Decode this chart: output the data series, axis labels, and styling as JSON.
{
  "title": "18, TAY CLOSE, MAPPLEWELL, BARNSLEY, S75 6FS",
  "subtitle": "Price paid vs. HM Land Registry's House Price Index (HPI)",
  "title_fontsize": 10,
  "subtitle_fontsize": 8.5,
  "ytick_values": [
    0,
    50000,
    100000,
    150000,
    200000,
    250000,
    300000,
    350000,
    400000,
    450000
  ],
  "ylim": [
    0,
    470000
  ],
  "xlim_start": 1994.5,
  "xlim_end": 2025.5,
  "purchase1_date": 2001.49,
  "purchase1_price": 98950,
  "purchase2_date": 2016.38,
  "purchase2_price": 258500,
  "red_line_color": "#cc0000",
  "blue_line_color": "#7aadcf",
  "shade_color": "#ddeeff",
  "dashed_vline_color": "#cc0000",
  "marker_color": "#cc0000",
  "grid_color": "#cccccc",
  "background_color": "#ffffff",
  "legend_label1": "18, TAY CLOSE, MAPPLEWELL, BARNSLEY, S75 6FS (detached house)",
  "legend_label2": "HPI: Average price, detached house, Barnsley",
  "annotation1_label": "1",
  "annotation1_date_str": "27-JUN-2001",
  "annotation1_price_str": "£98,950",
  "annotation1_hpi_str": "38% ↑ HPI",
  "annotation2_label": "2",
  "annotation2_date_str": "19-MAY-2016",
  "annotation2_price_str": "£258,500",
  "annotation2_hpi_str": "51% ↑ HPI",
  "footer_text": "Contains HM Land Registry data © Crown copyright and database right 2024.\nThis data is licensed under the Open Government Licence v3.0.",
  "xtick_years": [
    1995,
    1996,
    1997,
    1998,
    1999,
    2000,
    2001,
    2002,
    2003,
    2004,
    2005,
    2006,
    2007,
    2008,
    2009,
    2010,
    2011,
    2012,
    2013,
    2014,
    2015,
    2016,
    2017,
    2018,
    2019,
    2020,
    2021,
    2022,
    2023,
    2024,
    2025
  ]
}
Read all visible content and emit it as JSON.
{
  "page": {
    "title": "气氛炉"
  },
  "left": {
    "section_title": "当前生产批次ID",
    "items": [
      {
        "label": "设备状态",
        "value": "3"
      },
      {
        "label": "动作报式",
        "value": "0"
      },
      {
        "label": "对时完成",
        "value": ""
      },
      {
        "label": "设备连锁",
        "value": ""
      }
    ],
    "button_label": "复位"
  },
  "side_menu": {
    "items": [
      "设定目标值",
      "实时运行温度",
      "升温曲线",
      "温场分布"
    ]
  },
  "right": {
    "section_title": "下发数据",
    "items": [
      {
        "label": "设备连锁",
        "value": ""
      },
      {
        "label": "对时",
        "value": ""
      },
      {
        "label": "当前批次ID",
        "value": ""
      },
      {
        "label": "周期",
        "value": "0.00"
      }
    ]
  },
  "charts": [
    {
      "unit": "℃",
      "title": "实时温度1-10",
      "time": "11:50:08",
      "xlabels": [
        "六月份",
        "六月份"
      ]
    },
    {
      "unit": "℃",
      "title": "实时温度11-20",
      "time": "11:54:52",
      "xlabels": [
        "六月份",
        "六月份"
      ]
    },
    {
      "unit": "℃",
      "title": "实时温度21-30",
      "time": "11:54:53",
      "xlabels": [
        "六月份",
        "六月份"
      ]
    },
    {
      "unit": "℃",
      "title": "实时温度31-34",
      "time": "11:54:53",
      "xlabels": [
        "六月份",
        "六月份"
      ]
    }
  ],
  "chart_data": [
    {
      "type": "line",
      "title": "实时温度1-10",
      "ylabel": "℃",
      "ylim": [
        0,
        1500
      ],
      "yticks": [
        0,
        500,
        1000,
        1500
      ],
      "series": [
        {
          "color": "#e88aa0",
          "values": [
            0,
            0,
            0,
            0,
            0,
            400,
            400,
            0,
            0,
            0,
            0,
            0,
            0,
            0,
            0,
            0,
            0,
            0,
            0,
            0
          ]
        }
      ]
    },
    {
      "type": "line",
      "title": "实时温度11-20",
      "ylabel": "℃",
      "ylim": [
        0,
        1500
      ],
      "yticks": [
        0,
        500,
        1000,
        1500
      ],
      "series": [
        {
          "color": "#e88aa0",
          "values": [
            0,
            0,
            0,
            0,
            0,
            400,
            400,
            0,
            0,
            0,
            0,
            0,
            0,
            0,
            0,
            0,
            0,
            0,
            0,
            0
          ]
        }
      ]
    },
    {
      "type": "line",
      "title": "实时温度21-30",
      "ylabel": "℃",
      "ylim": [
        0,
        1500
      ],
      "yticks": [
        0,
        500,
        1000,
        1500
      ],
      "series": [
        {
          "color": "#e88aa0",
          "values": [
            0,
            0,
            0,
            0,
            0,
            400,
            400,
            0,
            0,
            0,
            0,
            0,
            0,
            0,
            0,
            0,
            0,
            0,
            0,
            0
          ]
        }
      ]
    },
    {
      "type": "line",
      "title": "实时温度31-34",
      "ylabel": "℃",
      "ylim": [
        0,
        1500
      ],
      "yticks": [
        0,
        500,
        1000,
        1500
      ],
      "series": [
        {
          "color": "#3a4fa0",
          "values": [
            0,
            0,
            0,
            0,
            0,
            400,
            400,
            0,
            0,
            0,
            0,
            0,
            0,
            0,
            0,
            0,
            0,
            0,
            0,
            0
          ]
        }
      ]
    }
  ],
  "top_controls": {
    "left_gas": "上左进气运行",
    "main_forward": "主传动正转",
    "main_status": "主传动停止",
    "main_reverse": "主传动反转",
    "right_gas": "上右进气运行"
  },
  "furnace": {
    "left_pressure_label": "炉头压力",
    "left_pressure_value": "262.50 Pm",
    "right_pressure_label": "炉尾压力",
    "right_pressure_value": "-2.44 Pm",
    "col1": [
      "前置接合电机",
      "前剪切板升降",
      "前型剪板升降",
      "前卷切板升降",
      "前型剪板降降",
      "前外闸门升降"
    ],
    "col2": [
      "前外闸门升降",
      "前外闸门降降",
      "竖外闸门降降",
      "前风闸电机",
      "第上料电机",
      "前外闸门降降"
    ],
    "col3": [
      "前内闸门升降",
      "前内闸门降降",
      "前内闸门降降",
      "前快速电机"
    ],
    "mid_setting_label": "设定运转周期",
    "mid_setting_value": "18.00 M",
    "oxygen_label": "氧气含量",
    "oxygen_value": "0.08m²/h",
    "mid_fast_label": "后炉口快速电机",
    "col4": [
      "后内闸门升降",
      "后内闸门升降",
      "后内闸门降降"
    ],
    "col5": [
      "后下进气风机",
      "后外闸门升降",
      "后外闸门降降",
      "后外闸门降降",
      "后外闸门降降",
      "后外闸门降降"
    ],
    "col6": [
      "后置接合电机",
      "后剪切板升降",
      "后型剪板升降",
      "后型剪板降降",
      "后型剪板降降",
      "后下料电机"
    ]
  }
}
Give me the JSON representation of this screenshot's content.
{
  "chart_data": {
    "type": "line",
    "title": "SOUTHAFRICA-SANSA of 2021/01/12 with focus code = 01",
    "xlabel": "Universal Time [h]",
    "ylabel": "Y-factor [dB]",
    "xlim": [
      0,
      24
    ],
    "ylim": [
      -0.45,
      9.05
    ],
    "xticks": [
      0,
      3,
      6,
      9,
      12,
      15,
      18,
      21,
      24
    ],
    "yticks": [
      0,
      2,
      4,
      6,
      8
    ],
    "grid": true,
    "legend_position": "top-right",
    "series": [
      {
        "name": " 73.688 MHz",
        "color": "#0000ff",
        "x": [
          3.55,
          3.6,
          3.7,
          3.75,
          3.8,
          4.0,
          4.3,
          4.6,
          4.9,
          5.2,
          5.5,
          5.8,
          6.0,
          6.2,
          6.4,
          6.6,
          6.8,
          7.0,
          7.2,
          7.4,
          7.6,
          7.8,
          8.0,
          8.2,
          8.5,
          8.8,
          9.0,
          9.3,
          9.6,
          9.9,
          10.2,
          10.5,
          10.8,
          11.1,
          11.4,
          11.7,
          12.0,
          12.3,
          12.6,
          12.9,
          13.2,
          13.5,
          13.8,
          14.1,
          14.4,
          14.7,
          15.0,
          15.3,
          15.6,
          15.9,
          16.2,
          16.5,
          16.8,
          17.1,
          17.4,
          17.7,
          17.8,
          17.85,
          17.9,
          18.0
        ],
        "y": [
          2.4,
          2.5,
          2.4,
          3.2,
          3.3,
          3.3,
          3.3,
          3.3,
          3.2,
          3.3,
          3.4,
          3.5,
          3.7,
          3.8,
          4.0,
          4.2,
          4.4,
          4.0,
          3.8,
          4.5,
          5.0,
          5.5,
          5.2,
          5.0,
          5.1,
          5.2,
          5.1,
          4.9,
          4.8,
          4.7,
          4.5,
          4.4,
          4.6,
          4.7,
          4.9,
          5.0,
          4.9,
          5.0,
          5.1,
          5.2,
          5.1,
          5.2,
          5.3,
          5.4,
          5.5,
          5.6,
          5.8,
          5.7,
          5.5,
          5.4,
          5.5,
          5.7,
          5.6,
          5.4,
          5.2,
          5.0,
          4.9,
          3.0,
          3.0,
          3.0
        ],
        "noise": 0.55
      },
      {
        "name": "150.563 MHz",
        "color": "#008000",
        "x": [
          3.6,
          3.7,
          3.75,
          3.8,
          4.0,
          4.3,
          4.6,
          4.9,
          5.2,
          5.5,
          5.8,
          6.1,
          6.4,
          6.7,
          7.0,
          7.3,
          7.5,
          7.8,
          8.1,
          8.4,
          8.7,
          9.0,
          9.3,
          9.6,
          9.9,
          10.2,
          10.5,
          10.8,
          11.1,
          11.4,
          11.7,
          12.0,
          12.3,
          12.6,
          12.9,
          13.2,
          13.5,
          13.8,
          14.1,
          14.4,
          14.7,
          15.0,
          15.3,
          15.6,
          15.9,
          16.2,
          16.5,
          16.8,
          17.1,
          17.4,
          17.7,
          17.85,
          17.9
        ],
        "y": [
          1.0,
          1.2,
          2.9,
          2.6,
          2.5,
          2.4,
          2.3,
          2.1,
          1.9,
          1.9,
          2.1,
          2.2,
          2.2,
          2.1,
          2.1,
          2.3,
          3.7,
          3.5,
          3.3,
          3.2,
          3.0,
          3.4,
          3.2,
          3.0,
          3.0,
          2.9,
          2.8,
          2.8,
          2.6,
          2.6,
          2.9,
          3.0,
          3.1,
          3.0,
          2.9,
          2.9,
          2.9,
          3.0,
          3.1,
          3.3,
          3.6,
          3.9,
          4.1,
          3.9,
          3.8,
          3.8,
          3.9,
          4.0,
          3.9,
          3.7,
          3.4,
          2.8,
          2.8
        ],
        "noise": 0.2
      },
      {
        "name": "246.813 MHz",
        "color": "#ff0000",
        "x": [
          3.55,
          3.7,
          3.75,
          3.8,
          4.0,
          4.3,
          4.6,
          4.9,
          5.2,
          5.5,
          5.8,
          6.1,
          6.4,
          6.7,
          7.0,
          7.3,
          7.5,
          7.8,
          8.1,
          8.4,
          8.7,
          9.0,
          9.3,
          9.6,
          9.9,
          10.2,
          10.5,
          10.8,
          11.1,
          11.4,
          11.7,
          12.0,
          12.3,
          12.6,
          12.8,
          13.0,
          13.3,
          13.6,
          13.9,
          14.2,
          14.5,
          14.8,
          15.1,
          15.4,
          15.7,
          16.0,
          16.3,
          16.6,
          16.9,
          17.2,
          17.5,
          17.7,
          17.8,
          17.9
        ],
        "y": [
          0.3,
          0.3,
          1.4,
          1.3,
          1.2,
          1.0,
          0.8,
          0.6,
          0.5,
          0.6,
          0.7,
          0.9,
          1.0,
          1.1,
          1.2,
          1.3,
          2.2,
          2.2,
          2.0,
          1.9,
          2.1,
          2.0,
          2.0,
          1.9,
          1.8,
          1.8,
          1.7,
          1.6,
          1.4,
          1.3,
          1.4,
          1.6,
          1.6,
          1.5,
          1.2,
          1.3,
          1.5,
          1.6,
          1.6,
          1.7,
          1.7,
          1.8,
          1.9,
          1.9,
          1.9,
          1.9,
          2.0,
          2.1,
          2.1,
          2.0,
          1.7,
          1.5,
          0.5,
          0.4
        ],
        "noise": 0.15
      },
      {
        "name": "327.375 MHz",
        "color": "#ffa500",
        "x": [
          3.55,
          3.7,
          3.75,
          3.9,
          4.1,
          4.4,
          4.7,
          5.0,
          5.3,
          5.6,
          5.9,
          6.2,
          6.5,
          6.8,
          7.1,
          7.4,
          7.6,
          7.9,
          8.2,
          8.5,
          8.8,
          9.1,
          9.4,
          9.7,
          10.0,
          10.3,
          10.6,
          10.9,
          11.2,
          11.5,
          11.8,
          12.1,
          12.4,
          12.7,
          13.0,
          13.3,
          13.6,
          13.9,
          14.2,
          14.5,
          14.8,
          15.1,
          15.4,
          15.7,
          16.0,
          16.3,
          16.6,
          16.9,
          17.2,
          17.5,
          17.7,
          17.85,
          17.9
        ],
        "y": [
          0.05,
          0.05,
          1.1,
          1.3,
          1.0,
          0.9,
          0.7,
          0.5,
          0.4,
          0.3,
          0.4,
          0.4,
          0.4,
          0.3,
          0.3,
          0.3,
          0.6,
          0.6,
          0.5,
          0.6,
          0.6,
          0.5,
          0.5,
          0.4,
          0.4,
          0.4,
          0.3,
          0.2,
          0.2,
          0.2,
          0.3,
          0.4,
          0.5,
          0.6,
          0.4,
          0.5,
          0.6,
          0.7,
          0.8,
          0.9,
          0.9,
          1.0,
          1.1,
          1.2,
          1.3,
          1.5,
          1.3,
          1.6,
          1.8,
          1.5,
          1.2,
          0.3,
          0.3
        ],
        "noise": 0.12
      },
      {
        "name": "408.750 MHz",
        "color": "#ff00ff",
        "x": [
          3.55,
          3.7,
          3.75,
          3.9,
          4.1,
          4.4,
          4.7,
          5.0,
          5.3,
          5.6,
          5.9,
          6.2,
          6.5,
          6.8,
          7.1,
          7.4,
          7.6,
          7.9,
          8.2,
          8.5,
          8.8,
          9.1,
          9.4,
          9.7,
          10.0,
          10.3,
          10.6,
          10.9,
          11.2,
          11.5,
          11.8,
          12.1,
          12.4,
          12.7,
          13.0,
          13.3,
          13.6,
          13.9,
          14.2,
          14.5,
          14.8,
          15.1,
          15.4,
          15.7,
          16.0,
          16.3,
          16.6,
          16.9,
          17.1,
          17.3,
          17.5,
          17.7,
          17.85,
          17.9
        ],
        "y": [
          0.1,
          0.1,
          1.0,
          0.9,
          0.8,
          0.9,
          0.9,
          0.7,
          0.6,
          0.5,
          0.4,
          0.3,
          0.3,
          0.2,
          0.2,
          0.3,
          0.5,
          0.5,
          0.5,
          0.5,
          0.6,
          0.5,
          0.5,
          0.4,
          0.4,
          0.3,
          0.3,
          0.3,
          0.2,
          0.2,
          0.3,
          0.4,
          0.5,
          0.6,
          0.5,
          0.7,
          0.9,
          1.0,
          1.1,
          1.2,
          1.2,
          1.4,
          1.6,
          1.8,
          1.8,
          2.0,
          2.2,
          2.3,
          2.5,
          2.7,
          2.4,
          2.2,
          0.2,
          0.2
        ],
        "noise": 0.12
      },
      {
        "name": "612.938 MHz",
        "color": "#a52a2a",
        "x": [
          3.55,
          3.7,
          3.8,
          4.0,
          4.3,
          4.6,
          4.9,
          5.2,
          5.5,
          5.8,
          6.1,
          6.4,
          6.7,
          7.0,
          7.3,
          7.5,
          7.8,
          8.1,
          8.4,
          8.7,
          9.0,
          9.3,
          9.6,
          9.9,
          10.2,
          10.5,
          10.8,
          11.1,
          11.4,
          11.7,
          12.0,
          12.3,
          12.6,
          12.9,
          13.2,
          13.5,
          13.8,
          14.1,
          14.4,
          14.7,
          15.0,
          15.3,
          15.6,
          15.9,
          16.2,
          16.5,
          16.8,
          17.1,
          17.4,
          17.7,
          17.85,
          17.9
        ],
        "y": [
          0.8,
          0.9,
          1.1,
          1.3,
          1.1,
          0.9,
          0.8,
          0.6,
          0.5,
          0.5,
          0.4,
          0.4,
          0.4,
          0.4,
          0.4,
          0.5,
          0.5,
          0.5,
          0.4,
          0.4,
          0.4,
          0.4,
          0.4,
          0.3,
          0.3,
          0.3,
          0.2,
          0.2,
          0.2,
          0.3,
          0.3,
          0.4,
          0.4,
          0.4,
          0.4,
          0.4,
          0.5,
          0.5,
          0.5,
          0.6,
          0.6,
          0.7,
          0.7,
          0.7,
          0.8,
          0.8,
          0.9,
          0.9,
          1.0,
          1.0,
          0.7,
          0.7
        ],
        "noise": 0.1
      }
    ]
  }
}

_ _ _ _

● What needs to be done
Every line holding "content" should be copied out.

● Task answer
Read all visible content and emit it as JSON.
Give me the JSON representation of this screenshot's content.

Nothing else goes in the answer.